> _Available data_

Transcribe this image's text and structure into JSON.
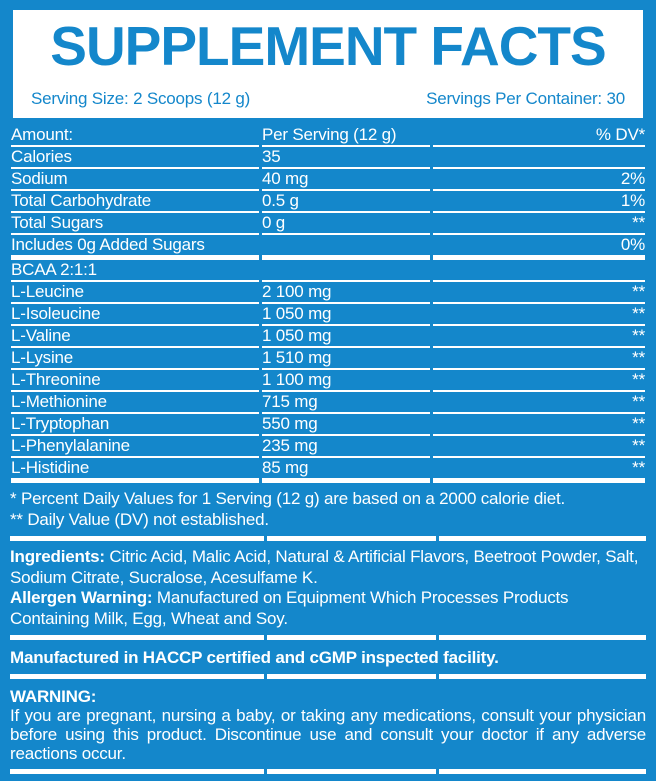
{
  "colors": {
    "blue": "#1487cb",
    "white": "#ffffff"
  },
  "header": {
    "title": "SUPPLEMENT FACTS",
    "serving_size": "Serving Size: 2 Scoops (12 g)",
    "servings_per_container": "Servings Per Container: 30"
  },
  "table": {
    "columns": [
      "Amount:",
      "Per Serving (12 g)",
      "% DV*"
    ],
    "rows": [
      {
        "name": "Calories",
        "amount": "35",
        "dv": ""
      },
      {
        "name": "Sodium",
        "amount": "40 mg",
        "dv": "2%"
      },
      {
        "name": "Total Carbohydrate",
        "amount": "0.5 g",
        "dv": "1%"
      },
      {
        "name": "Total Sugars",
        "amount": "0 g",
        "dv": "**"
      },
      {
        "name": "Includes 0g Added Sugars",
        "amount": "",
        "dv": "0%"
      },
      {
        "name": "BCAA 2:1:1",
        "amount": "",
        "dv": ""
      },
      {
        "name": "L-Leucine",
        "amount": "2 100 mg",
        "dv": "**"
      },
      {
        "name": "L-Isoleucine",
        "amount": "1 050 mg",
        "dv": "**"
      },
      {
        "name": "L-Valine",
        "amount": "1 050 mg",
        "dv": "**"
      },
      {
        "name": "L-Lysine",
        "amount": "1 510 mg",
        "dv": "**"
      },
      {
        "name": "L-Threonine",
        "amount": "1 100 mg",
        "dv": "**"
      },
      {
        "name": "L-Methionine",
        "amount": "715 mg",
        "dv": "**"
      },
      {
        "name": "L-Tryptophan",
        "amount": "550 mg",
        "dv": "**"
      },
      {
        "name": "L-Phenylalanine",
        "amount": "235 mg",
        "dv": "**"
      },
      {
        "name": "L-Histidine",
        "amount": "85 mg",
        "dv": "**"
      }
    ]
  },
  "footnotes": {
    "line1": "* Percent Daily Values for 1 Serving (12 g) are based on a 2000 calorie diet.",
    "line2": "** Daily Value (DV) not established."
  },
  "ingredients": {
    "label": "Ingredients:",
    "text": " Citric Acid, Malic Acid, Natural & Artificial Flavors, Beetroot Powder, Salt, Sodium Citrate, Sucralose, Acesulfame K."
  },
  "allergen": {
    "label": "Allergen Warning:",
    "text": " Manufactured on Equipment Which Processes Products Containing Milk, Egg, Wheat and Soy."
  },
  "facility": "Manufactured in HACCP certified and cGMP inspected facility.",
  "warning": {
    "label": "WARNING:",
    "text": "If you are pregnant, nursing a baby, or taking any medications, consult your physician before using this product. Discontinue use and consult your doctor if any adverse reactions occur."
  }
}
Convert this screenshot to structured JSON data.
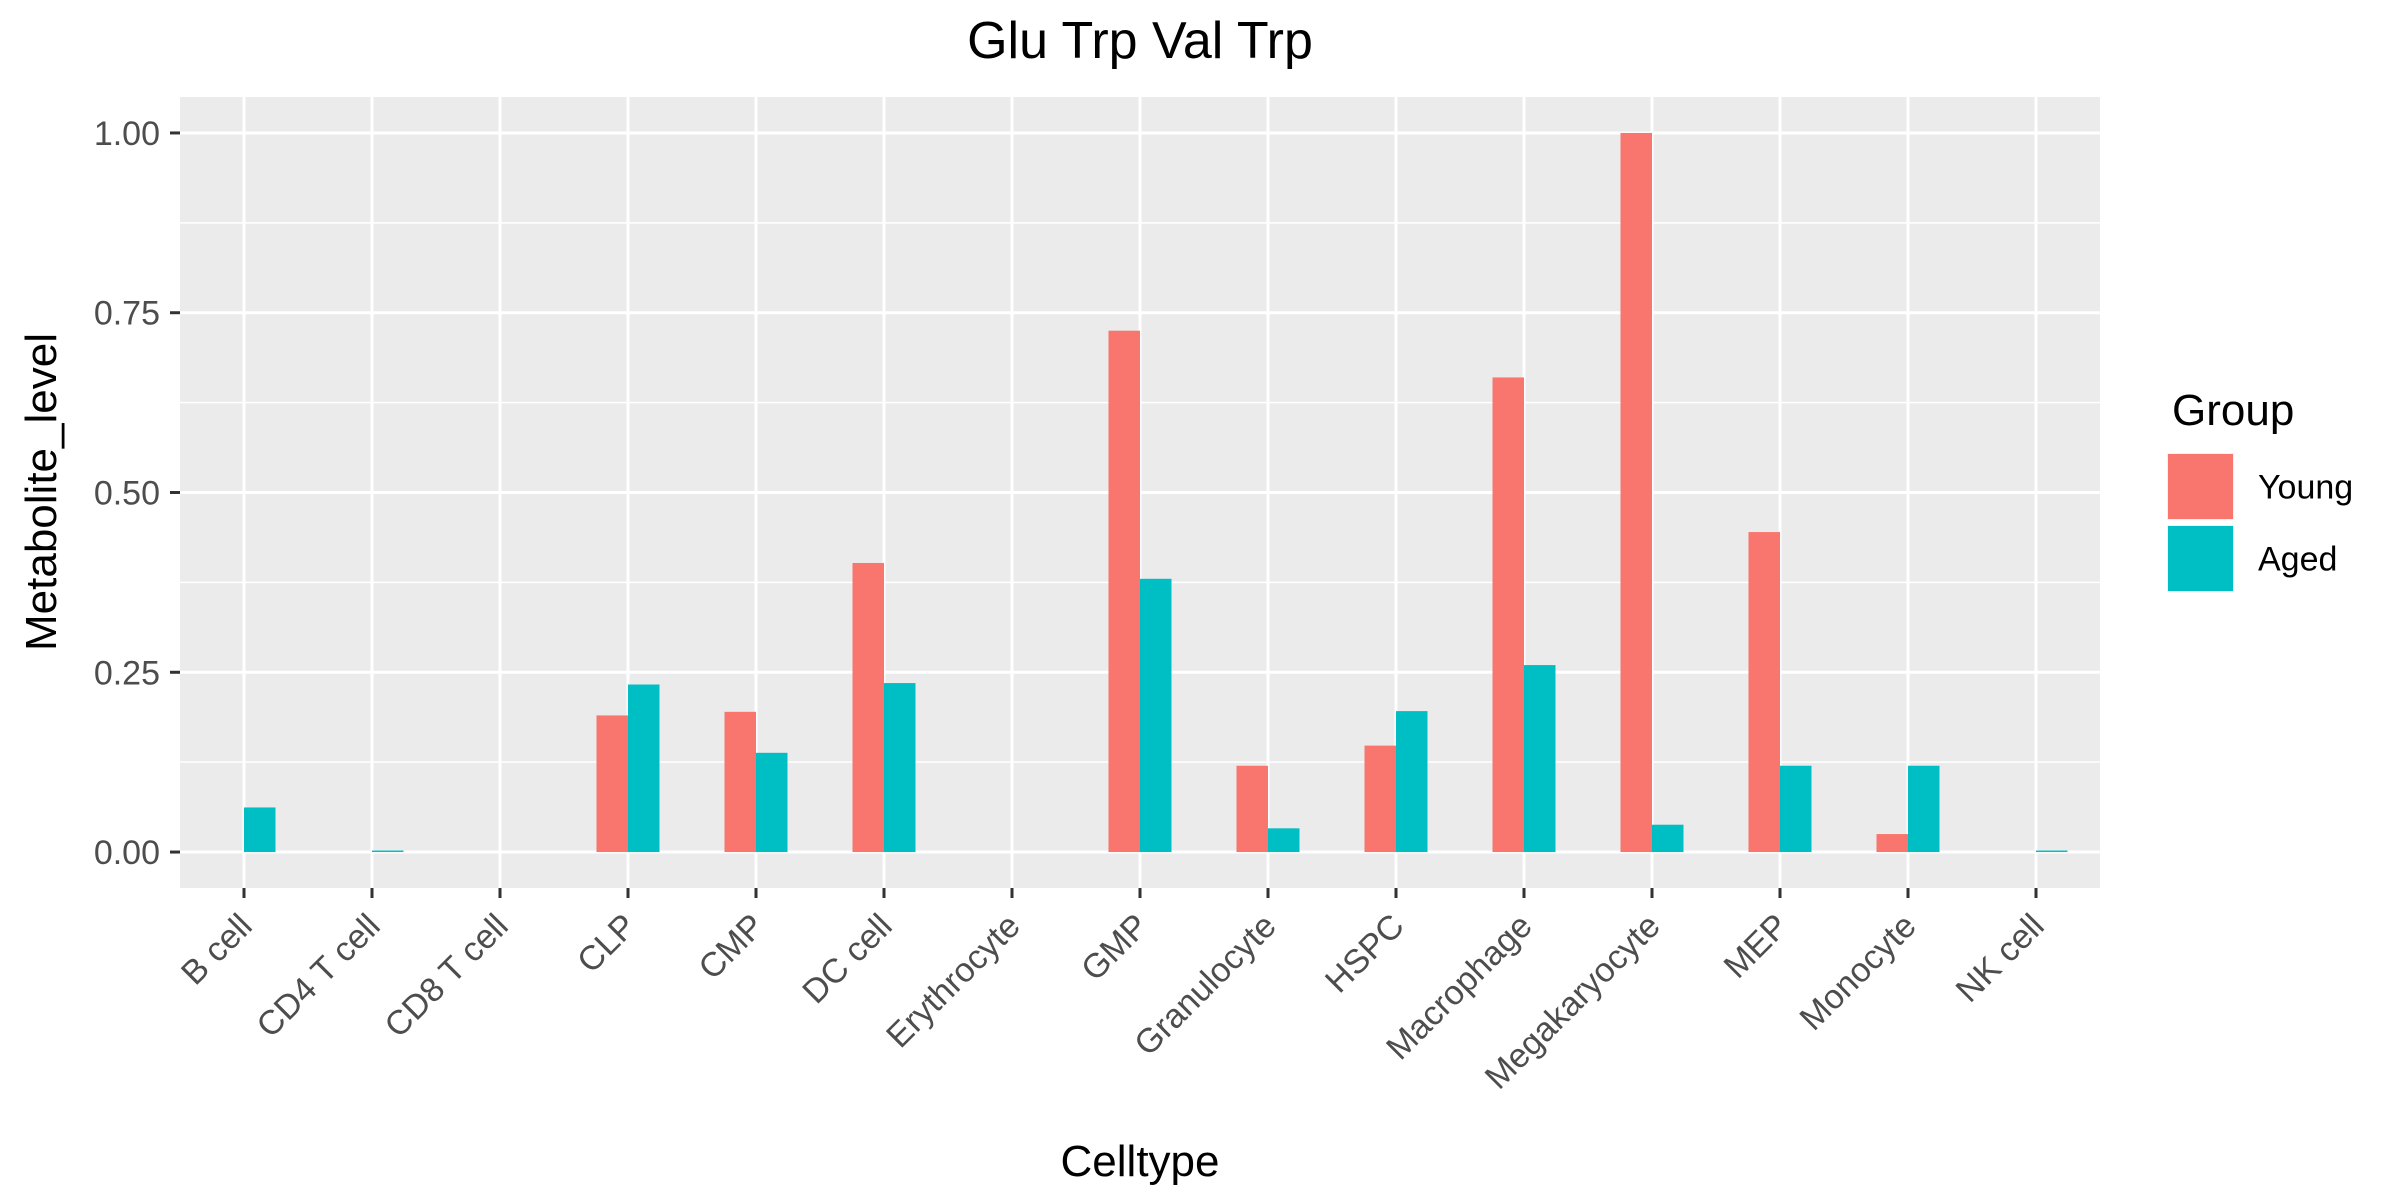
{
  "chart_data": {
    "type": "bar",
    "title": "Glu Trp Val Trp",
    "xlabel": "Celltype",
    "ylabel": "Metabolite_level",
    "ylim": [
      -0.05,
      1.05
    ],
    "yticks": [
      0.0,
      0.25,
      0.5,
      0.75,
      1.0
    ],
    "ytick_labels": [
      "0.00",
      "0.25",
      "0.50",
      "0.75",
      "1.00"
    ],
    "grid": true,
    "legend_position": "right",
    "legend_title": "Group",
    "categories": [
      "B cell",
      "CD4 T cell",
      "CD8 T cell",
      "CLP",
      "CMP",
      "DC cell",
      "Erythrocyte",
      "GMP",
      "Granulocyte",
      "HSPC",
      "Macrophage",
      "Megakaryocyte",
      "MEP",
      "Monocyte",
      "NK cell"
    ],
    "series": [
      {
        "name": "Young",
        "color": "#F8766D",
        "values": [
          0.0,
          0.0,
          0.0,
          0.19,
          0.195,
          0.402,
          0.0,
          0.725,
          0.12,
          0.148,
          0.66,
          1.0,
          0.445,
          0.025,
          0.0
        ]
      },
      {
        "name": "Aged",
        "color": "#00BFC4",
        "values": [
          0.062,
          0.002,
          0.0,
          0.233,
          0.138,
          0.235,
          0.0,
          0.38,
          0.033,
          0.196,
          0.26,
          0.038,
          0.12,
          0.12,
          0.002
        ]
      }
    ]
  }
}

> _Task description_
Where a line contains the string "Total", extract that line.

> _The completed task_
        "name": "Total Carbohydrate",
        "name": "Total Sugars",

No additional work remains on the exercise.